[Working data]:
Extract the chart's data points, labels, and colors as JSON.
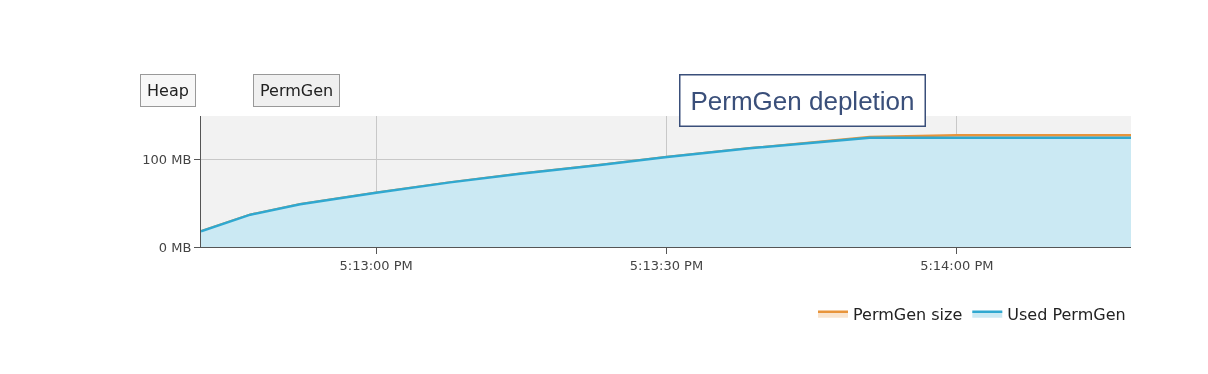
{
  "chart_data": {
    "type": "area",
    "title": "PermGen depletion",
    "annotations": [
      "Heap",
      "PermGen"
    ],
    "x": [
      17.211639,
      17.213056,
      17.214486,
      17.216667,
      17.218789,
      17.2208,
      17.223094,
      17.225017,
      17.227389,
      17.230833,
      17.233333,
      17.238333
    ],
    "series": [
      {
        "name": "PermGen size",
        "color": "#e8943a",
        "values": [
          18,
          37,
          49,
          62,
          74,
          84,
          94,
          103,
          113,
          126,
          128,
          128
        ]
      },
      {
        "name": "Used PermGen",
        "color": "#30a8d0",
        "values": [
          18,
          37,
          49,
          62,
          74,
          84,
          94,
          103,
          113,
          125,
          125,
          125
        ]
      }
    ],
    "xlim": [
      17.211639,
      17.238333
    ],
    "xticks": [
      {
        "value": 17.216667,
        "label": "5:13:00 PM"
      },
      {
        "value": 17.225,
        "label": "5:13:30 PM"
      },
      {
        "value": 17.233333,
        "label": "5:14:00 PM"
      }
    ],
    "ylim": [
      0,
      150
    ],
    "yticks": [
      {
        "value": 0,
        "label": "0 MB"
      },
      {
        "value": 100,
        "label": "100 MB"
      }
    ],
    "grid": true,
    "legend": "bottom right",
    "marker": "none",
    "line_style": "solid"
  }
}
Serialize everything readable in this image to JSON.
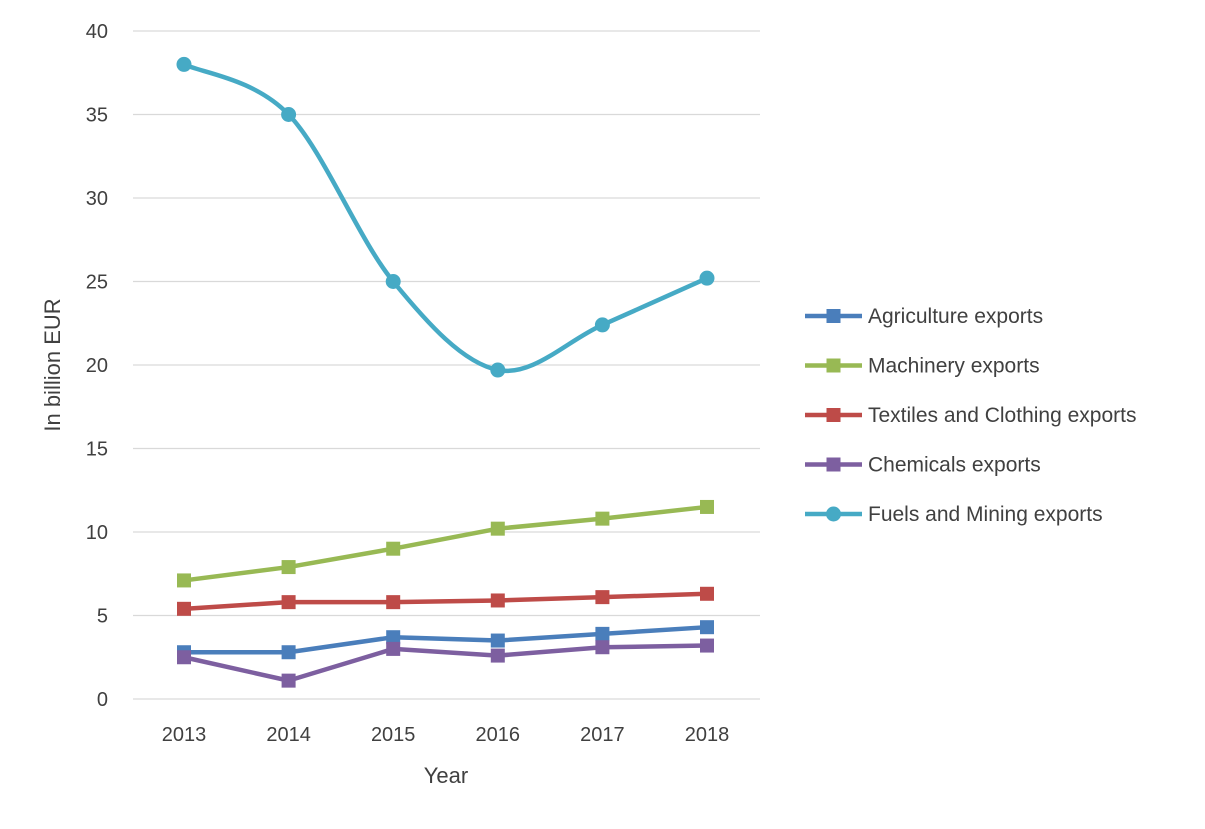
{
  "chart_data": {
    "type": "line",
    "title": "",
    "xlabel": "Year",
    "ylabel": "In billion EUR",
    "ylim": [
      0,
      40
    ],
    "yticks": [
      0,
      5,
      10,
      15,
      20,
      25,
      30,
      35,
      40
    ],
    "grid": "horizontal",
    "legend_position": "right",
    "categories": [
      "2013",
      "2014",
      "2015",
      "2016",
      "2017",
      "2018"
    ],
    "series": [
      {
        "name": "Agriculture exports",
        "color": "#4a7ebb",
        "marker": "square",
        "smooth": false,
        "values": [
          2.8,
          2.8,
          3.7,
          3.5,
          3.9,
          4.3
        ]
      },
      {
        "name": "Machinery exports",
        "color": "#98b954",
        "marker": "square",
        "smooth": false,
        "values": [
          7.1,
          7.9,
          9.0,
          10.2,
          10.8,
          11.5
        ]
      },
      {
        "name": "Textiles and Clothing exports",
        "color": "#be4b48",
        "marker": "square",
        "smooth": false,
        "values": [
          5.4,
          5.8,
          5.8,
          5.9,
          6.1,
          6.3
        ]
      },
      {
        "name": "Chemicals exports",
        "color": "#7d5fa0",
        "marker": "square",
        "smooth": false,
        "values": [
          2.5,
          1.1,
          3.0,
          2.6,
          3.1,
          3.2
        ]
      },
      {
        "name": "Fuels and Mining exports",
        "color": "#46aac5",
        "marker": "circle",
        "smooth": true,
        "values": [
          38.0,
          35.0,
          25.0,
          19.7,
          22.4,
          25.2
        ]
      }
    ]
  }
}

[Work to do]:
Output every entry word for word, but omit the pictures.

[Reply]:
Extract the chart's data points, labels, and colors as JSON.
{
  "chart_data": {
    "type": "area",
    "title": "PermGen depletion",
    "annotations": [
      "Heap",
      "PermGen"
    ],
    "x": [
      17.211639,
      17.213056,
      17.214486,
      17.216667,
      17.218789,
      17.2208,
      17.223094,
      17.225017,
      17.227389,
      17.230833,
      17.233333,
      17.238333
    ],
    "series": [
      {
        "name": "PermGen size",
        "color": "#e8943a",
        "values": [
          18,
          37,
          49,
          62,
          74,
          84,
          94,
          103,
          113,
          126,
          128,
          128
        ]
      },
      {
        "name": "Used PermGen",
        "color": "#30a8d0",
        "values": [
          18,
          37,
          49,
          62,
          74,
          84,
          94,
          103,
          113,
          125,
          125,
          125
        ]
      }
    ],
    "xlim": [
      17.211639,
      17.238333
    ],
    "xticks": [
      {
        "value": 17.216667,
        "label": "5:13:00 PM"
      },
      {
        "value": 17.225,
        "label": "5:13:30 PM"
      },
      {
        "value": 17.233333,
        "label": "5:14:00 PM"
      }
    ],
    "ylim": [
      0,
      150
    ],
    "yticks": [
      {
        "value": 0,
        "label": "0 MB"
      },
      {
        "value": 100,
        "label": "100 MB"
      }
    ],
    "grid": true,
    "legend": "bottom right",
    "marker": "none",
    "line_style": "solid"
  }
}
Serialize everything readable in this image to JSON.
{
  "chart_data": {
    "type": "line",
    "title": "",
    "xlabel": "Year",
    "ylabel": "In billion EUR",
    "ylim": [
      0,
      40
    ],
    "yticks": [
      0,
      5,
      10,
      15,
      20,
      25,
      30,
      35,
      40
    ],
    "grid": "horizontal",
    "legend_position": "right",
    "categories": [
      "2013",
      "2014",
      "2015",
      "2016",
      "2017",
      "2018"
    ],
    "series": [
      {
        "name": "Agriculture exports",
        "color": "#4a7ebb",
        "marker": "square",
        "smooth": false,
        "values": [
          2.8,
          2.8,
          3.7,
          3.5,
          3.9,
          4.3
        ]
      },
      {
        "name": "Machinery exports",
        "color": "#98b954",
        "marker": "square",
        "smooth": false,
        "values": [
          7.1,
          7.9,
          9.0,
          10.2,
          10.8,
          11.5
        ]
      },
      {
        "name": "Textiles and Clothing exports",
        "color": "#be4b48",
        "marker": "square",
        "smooth": false,
        "values": [
          5.4,
          5.8,
          5.8,
          5.9,
          6.1,
          6.3
        ]
      },
      {
        "name": "Chemicals exports",
        "color": "#7d5fa0",
        "marker": "square",
        "smooth": false,
        "values": [
          2.5,
          1.1,
          3.0,
          2.6,
          3.1,
          3.2
        ]
      },
      {
        "name": "Fuels and Mining exports",
        "color": "#46aac5",
        "marker": "circle",
        "smooth": true,
        "values": [
          38.0,
          35.0,
          25.0,
          19.7,
          22.4,
          25.2
        ]
      }
    ]
  }
}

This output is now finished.